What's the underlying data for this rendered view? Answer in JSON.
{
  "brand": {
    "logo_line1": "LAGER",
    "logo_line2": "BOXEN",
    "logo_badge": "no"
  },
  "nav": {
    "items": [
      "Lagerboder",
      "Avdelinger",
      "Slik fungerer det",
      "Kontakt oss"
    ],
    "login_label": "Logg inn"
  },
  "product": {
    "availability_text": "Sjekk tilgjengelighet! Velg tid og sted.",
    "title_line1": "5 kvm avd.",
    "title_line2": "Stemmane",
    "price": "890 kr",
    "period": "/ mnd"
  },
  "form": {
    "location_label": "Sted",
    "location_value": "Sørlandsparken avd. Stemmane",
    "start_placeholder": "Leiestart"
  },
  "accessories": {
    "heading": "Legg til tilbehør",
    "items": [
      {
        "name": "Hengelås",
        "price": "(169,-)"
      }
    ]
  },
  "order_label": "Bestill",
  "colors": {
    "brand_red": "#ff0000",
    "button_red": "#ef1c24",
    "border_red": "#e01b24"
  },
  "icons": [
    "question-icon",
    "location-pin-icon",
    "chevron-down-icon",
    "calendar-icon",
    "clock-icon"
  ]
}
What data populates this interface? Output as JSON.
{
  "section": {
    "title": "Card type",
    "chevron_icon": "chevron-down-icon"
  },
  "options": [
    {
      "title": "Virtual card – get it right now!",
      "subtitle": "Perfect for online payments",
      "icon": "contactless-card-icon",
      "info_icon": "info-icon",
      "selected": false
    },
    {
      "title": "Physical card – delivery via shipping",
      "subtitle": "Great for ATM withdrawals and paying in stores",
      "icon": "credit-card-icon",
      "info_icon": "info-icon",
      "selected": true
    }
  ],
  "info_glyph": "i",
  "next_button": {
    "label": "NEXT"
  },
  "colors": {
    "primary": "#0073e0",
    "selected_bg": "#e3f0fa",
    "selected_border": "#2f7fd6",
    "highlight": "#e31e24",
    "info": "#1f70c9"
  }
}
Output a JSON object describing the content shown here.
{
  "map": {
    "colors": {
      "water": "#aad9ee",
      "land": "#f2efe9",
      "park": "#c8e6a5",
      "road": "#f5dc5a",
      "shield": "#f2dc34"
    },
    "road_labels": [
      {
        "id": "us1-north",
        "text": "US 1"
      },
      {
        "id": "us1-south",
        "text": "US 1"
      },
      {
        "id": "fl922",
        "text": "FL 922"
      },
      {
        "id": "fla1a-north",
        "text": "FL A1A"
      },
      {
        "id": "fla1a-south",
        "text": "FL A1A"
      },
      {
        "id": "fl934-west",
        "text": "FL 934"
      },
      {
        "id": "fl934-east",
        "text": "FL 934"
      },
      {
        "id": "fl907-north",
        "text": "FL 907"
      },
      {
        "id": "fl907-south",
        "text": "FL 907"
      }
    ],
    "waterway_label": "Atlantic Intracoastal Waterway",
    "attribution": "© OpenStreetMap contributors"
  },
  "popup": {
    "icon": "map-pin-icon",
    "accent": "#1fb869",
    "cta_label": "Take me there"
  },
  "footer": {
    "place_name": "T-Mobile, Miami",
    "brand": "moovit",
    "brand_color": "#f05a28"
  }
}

• • • • •

> _Direction_
Give the material above again, word for word.

> _Task solution_
What's the underlying data for this rendered view? Answer in JSON.
{
  "brand": {
    "logo_line1": "LAGER",
    "logo_line2": "BOXEN",
    "logo_badge": "no"
  },
  "nav": {
    "items": [
      "Lagerboder",
      "Avdelinger",
      "Slik fungerer det",
      "Kontakt oss"
    ],
    "login_label": "Logg inn"
  },
  "product": {
    "availability_text": "Sjekk tilgjengelighet! Velg tid og sted.",
    "title_line1": "5 kvm avd.",
    "title_line2": "Stemmane",
    "price": "890 kr",
    "period": "/ mnd"
  },
  "form": {
    "location_label": "Sted",
    "location_value": "Sørlandsparken avd. Stemmane",
    "start_placeholder": "Leiestart"
  },
  "accessories": {
    "heading": "Legg til tilbehør",
    "items": [
      {
        "name": "Hengelås",
        "price": "(169,-)"
      }
    ]
  },
  "order_label": "Bestill",
  "colors": {
    "brand_red": "#ff0000",
    "button_red": "#ef1c24",
    "border_red": "#e01b24"
  },
  "icons": [
    "question-icon",
    "location-pin-icon",
    "chevron-down-icon",
    "calendar-icon",
    "clock-icon"
  ]
}
What data populates this interface? Output as JSON.
{
  "section": {
    "title": "Card type",
    "chevron_icon": "chevron-down-icon"
  },
  "options": [
    {
      "title": "Virtual card – get it right now!",
      "subtitle": "Perfect for online payments",
      "icon": "contactless-card-icon",
      "info_icon": "info-icon",
      "selected": false
    },
    {
      "title": "Physical card – delivery via shipping",
      "subtitle": "Great for ATM withdrawals and paying in stores",
      "icon": "credit-card-icon",
      "info_icon": "info-icon",
      "selected": true
    }
  ],
  "info_glyph": "i",
  "next_button": {
    "label": "NEXT"
  },
  "colors": {
    "primary": "#0073e0",
    "selected_bg": "#e3f0fa",
    "selected_border": "#2f7fd6",
    "highlight": "#e31e24",
    "info": "#1f70c9"
  }
}
Output a JSON object describing the content shown here.
{
  "map": {
    "colors": {
      "water": "#aad9ee",
      "land": "#f2efe9",
      "park": "#c8e6a5",
      "road": "#f5dc5a",
      "shield": "#f2dc34"
    },
    "road_labels": [
      {
        "id": "us1-north",
        "text": "US 1"
      },
      {
        "id": "us1-south",
        "text": "US 1"
      },
      {
        "id": "fl922",
        "text": "FL 922"
      },
      {
        "id": "fla1a-north",
        "text": "FL A1A"
      },
      {
        "id": "fla1a-south",
        "text": "FL A1A"
      },
      {
        "id": "fl934-west",
        "text": "FL 934"
      },
      {
        "id": "fl934-east",
        "text": "FL 934"
      },
      {
        "id": "fl907-north",
        "text": "FL 907"
      },
      {
        "id": "fl907-south",
        "text": "FL 907"
      }
    ],
    "waterway_label": "Atlantic Intracoastal Waterway",
    "attribution": "© OpenStreetMap contributors"
  },
  "popup": {
    "icon": "map-pin-icon",
    "accent": "#1fb869",
    "cta_label": "Take me there"
  },
  "footer": {
    "place_name": "T-Mobile, Miami",
    "brand": "moovit",
    "brand_color": "#f05a28"
  }
}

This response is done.